§ EXTRACTED DATA
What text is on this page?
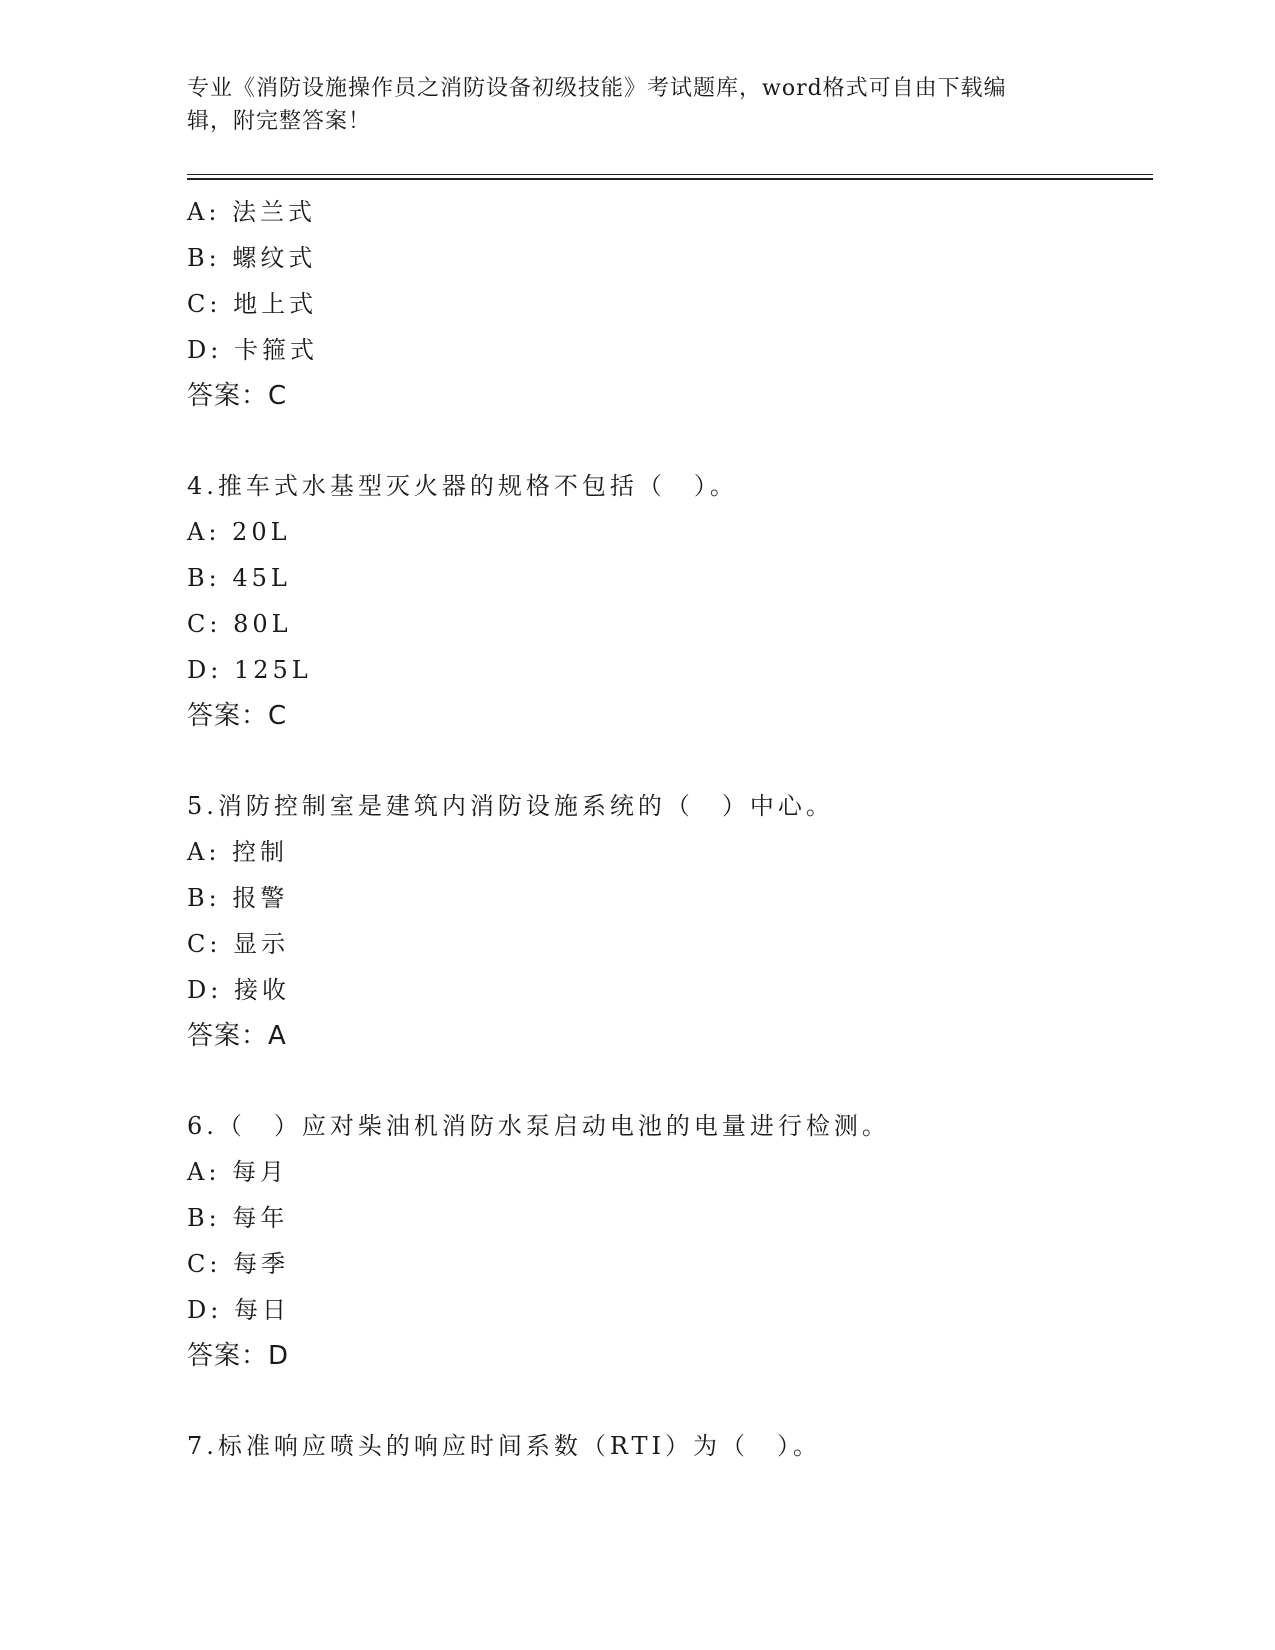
专业《消防设施操作员之消防设备初级技能》考试题库，word格式可自由下载编
辑，附完整答案！
A: 法兰式
B: 螺纹式
C: 地上式
D: 卡箍式
答案：C
4.推车式水基型灭火器的规格不包括（　）。
A: 20L
B: 45L
C: 80L
D: 125L
答案：C
5.消防控制室是建筑内消防设施系统的（　）中心。
A: 控制
B: 报警
C: 显示
D: 接收
答案：A
6.（　）应对柴油机消防水泵启动电池的电量进行检测。
A: 每月
B: 每年
C: 每季
D: 每日
答案：D
7.标准响应喷头的响应时间系数（RTI）为（　）。
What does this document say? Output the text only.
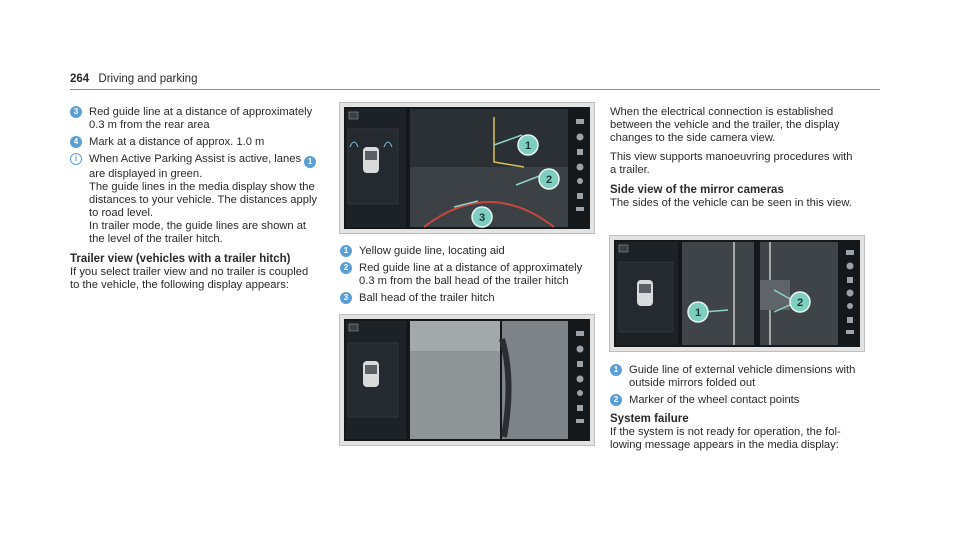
264 Driving and parking
3 Red guide line at a distance of approximately
0.3 m from the rear area
4 Mark at a distance of approx. 1.0 m
i	When Active Parking Assist is active, lanes 1
are displayed in green.
The guide lines in the media display show the
distances to your vehicle. The distances apply
to road level.
In trailer mode, the guide lines are shown at
the level of the trailer hitch.
Trailer view (vehicles with a trailer hitch)
If you select trailer view and no trailer is coupled
to the vehicle, the following display appears:
1
2
3
1 Yellow guide line, locating aid
2 Red guide line at a distance of approximately
0.3 m from the ball head of the trailer hitch
3 Ball head of the trailer hitch
When the electrical connection is established
between the vehicle and the trailer, the display
changes to the side camera view.
This view supports manoeuvring procedures with
a trailer.
Side view of the mirror cameras
The sides of the vehicle can be seen in this view.
1
2
1 Guide line of external vehicle dimensions with
outside mirrors folded out
2 Marker of the wheel contact points
System failure
If the system is not ready for operation, the fol-
lowing message appears in the media display:
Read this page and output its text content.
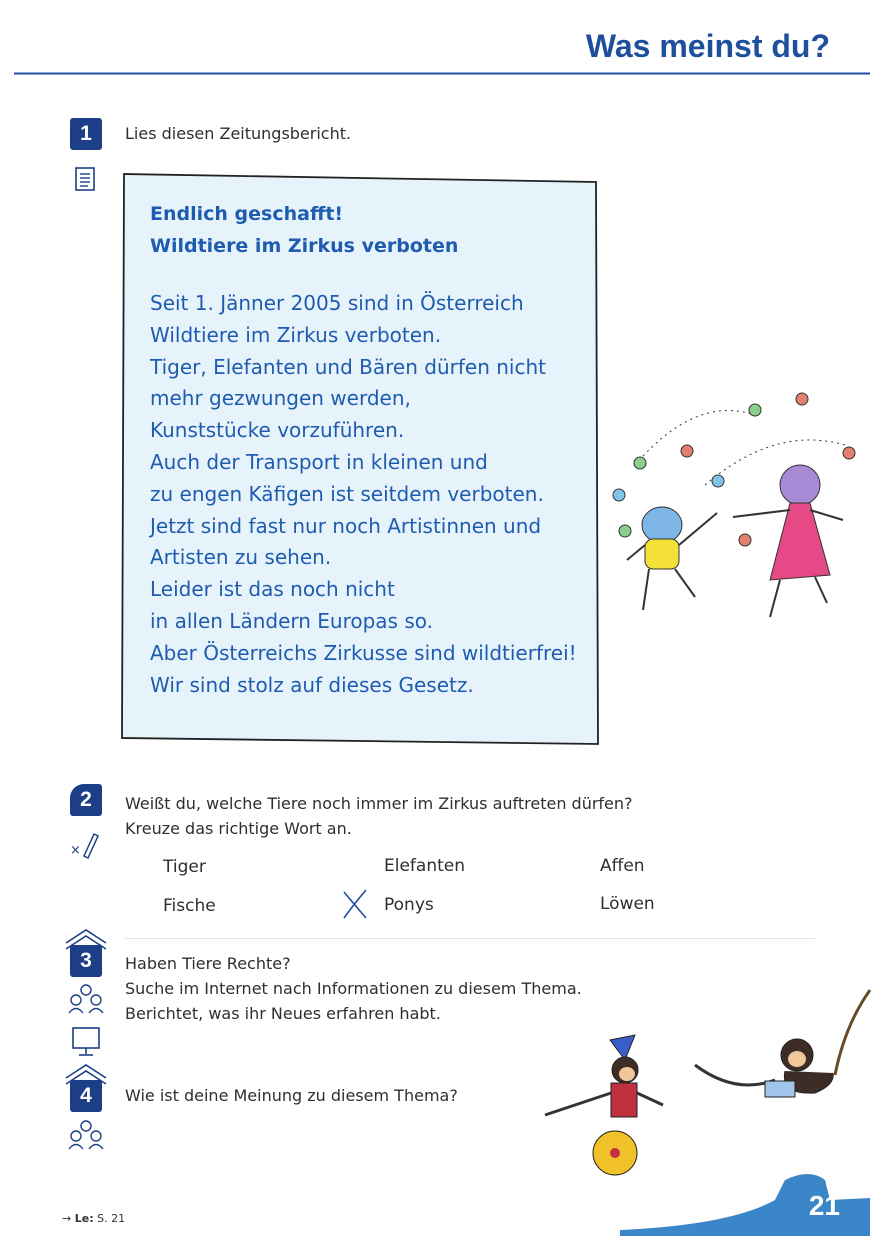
Was meinst du?
1	Lies diesen Zeitungsbericht.
Endlich geschafft!
Wildtiere im Zirkus verboten
Seit 1. Jänner 2005 sind in Österreich
Wildtiere im Zirkus verboten.
Tiger, Elefanten und Bären dürfen nicht
mehr gezwungen werden,
Kunststücke vorzuführen.
Auch der Transport in kleinen und
zu engen Käfigen ist seitdem verboten.
Jetzt sind fast nur noch Artistinnen und
Artisten zu sehen.
Leider ist das noch nicht
in allen Ländern Europas so.
Aber Österreichs Zirkusse sind wildtierfrei!
Wir sind stolz auf dieses Gesetz.
2	Weißt du, welche Tiere noch immer im Zirkus auftreten dürfen?
Kreuze das richtige Wort an.
×
Tiger	Elefanten	Affen
Fische	Ponys	Löwen
3	Haben Tiere Rechte?
Suche im Internet nach Informationen zu diesem Thema.
Berichtet, was ihr Neues erfahren habt.
4	Wie ist deine Meinung zu diesem Thema?
→ Le: S. 21	21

§ WRITTEN REQUEST
How many of the lines above include the string "Elefanten"? Reply with the number by itself.

§ OUTPUT FOR THIS TASK
2